WHAT IS ASKED - Output every line below exactly.

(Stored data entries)
** start **

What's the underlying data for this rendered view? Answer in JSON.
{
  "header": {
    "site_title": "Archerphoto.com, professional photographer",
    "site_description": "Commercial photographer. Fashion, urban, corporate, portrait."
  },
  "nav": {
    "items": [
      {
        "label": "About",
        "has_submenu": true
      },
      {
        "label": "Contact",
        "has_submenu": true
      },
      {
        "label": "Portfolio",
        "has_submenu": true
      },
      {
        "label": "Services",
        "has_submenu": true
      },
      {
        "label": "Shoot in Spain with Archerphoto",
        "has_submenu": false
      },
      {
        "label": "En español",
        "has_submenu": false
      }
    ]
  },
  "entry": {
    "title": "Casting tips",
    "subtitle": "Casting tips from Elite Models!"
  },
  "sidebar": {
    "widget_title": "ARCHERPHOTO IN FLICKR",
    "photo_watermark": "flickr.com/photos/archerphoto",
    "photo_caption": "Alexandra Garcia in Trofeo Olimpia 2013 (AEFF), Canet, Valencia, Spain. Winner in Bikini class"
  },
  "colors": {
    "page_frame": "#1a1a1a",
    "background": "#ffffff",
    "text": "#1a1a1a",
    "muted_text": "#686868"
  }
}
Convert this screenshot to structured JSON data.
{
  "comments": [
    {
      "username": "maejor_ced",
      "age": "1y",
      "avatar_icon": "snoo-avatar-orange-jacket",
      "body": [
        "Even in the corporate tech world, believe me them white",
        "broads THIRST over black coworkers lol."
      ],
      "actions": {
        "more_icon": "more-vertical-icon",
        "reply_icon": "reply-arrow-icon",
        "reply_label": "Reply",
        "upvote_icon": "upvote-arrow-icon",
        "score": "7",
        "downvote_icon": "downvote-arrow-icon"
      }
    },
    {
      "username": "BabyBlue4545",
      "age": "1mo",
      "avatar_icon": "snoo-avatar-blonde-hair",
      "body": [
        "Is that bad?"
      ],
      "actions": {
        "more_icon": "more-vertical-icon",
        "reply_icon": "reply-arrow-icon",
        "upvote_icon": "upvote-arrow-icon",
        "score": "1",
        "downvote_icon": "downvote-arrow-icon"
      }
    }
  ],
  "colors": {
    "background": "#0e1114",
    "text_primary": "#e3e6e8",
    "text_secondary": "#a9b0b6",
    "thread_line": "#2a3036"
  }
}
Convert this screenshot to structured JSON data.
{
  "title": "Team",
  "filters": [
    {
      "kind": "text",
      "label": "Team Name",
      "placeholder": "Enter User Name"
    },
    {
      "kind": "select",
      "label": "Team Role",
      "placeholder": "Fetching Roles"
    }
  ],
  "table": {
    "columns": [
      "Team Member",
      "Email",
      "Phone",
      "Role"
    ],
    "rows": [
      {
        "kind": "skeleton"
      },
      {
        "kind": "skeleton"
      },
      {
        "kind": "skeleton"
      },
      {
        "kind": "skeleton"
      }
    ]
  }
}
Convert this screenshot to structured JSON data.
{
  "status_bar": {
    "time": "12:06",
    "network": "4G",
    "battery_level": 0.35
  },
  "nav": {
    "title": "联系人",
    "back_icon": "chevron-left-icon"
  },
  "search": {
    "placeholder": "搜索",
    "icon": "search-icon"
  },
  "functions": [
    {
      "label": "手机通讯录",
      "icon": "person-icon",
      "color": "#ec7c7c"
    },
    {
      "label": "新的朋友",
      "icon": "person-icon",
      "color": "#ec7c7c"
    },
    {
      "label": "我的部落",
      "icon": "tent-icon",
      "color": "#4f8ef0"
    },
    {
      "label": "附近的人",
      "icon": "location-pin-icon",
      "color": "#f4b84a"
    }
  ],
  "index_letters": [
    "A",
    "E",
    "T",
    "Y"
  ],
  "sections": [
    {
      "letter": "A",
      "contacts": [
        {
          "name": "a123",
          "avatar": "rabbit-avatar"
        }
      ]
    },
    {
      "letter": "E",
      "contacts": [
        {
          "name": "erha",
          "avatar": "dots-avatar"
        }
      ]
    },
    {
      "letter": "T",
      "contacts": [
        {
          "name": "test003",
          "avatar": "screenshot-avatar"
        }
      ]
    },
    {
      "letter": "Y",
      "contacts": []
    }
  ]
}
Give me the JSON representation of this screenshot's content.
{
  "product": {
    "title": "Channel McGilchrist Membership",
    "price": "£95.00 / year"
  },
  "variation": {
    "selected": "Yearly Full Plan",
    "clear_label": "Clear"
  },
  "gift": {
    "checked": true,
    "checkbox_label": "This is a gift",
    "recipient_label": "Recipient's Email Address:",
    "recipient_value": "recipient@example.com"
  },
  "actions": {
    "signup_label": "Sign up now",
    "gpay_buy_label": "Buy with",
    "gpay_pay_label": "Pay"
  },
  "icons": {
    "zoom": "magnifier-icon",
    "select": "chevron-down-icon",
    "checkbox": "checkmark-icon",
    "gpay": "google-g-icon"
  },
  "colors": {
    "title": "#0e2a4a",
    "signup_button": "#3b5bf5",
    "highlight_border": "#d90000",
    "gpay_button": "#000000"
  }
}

** end **

ANSWER -
What's the underlying data for this rendered view? Answer in JSON.
{
  "header": {
    "site_title": "Archerphoto.com, professional photographer",
    "site_description": "Commercial photographer. Fashion, urban, corporate, portrait."
  },
  "nav": {
    "items": [
      {
        "label": "About",
        "has_submenu": true
      },
      {
        "label": "Contact",
        "has_submenu": true
      },
      {
        "label": "Portfolio",
        "has_submenu": true
      },
      {
        "label": "Services",
        "has_submenu": true
      },
      {
        "label": "Shoot in Spain with Archerphoto",
        "has_submenu": false
      },
      {
        "label": "En español",
        "has_submenu": false
      }
    ]
  },
  "entry": {
    "title": "Casting tips",
    "subtitle": "Casting tips from Elite Models!"
  },
  "sidebar": {
    "widget_title": "ARCHERPHOTO IN FLICKR",
    "photo_watermark": "flickr.com/photos/archerphoto",
    "photo_caption": "Alexandra Garcia in Trofeo Olimpia 2013 (AEFF), Canet, Valencia, Spain. Winner in Bikini class"
  },
  "colors": {
    "page_frame": "#1a1a1a",
    "background": "#ffffff",
    "text": "#1a1a1a",
    "muted_text": "#686868"
  }
}
Convert this screenshot to structured JSON data.
{
  "comments": [
    {
      "username": "maejor_ced",
      "age": "1y",
      "avatar_icon": "snoo-avatar-orange-jacket",
      "body": [
        "Even in the corporate tech world, believe me them white",
        "broads THIRST over black coworkers lol."
      ],
      "actions": {
        "more_icon": "more-vertical-icon",
        "reply_icon": "reply-arrow-icon",
        "reply_label": "Reply",
        "upvote_icon": "upvote-arrow-icon",
        "score": "7",
        "downvote_icon": "downvote-arrow-icon"
      }
    },
    {
      "username": "BabyBlue4545",
      "age": "1mo",
      "avatar_icon": "snoo-avatar-blonde-hair",
      "body": [
        "Is that bad?"
      ],
      "actions": {
        "more_icon": "more-vertical-icon",
        "reply_icon": "reply-arrow-icon",
        "upvote_icon": "upvote-arrow-icon",
        "score": "1",
        "downvote_icon": "downvote-arrow-icon"
      }
    }
  ],
  "colors": {
    "background": "#0e1114",
    "text_primary": "#e3e6e8",
    "text_secondary": "#a9b0b6",
    "thread_line": "#2a3036"
  }
}
Convert this screenshot to structured JSON data.
{
  "title": "Team",
  "filters": [
    {
      "kind": "text",
      "label": "Team Name",
      "placeholder": "Enter User Name"
    },
    {
      "kind": "select",
      "label": "Team Role",
      "placeholder": "Fetching Roles"
    }
  ],
  "table": {
    "columns": [
      "Team Member",
      "Email",
      "Phone",
      "Role"
    ],
    "rows": [
      {
        "kind": "skeleton"
      },
      {
        "kind": "skeleton"
      },
      {
        "kind": "skeleton"
      },
      {
        "kind": "skeleton"
      }
    ]
  }
}
Convert this screenshot to structured JSON data.
{
  "status_bar": {
    "time": "12:06",
    "network": "4G",
    "battery_level": 0.35
  },
  "nav": {
    "title": "联系人",
    "back_icon": "chevron-left-icon"
  },
  "search": {
    "placeholder": "搜索",
    "icon": "search-icon"
  },
  "functions": [
    {
      "label": "手机通讯录",
      "icon": "person-icon",
      "color": "#ec7c7c"
    },
    {
      "label": "新的朋友",
      "icon": "person-icon",
      "color": "#ec7c7c"
    },
    {
      "label": "我的部落",
      "icon": "tent-icon",
      "color": "#4f8ef0"
    },
    {
      "label": "附近的人",
      "icon": "location-pin-icon",
      "color": "#f4b84a"
    }
  ],
  "index_letters": [
    "A",
    "E",
    "T",
    "Y"
  ],
  "sections": [
    {
      "letter": "A",
      "contacts": [
        {
          "name": "a123",
          "avatar": "rabbit-avatar"
        }
      ]
    },
    {
      "letter": "E",
      "contacts": [
        {
          "name": "erha",
          "avatar": "dots-avatar"
        }
      ]
    },
    {
      "letter": "T",
      "contacts": [
        {
          "name": "test003",
          "avatar": "screenshot-avatar"
        }
      ]
    },
    {
      "letter": "Y",
      "contacts": []
    }
  ]
}
Give me the JSON representation of this screenshot's content.
{
  "product": {
    "title": "Channel McGilchrist Membership",
    "price": "£95.00 / year"
  },
  "variation": {
    "selected": "Yearly Full Plan",
    "clear_label": "Clear"
  },
  "gift": {
    "checked": true,
    "checkbox_label": "This is a gift",
    "recipient_label": "Recipient's Email Address:",
    "recipient_value": "recipient@example.com"
  },
  "actions": {
    "signup_label": "Sign up now",
    "gpay_buy_label": "Buy with",
    "gpay_pay_label": "Pay"
  },
  "icons": {
    "zoom": "magnifier-icon",
    "select": "chevron-down-icon",
    "checkbox": "checkmark-icon",
    "gpay": "google-g-icon"
  },
  "colors": {
    "title": "#0e2a4a",
    "signup_button": "#3b5bf5",
    "highlight_border": "#d90000",
    "gpay_button": "#000000"
  }
}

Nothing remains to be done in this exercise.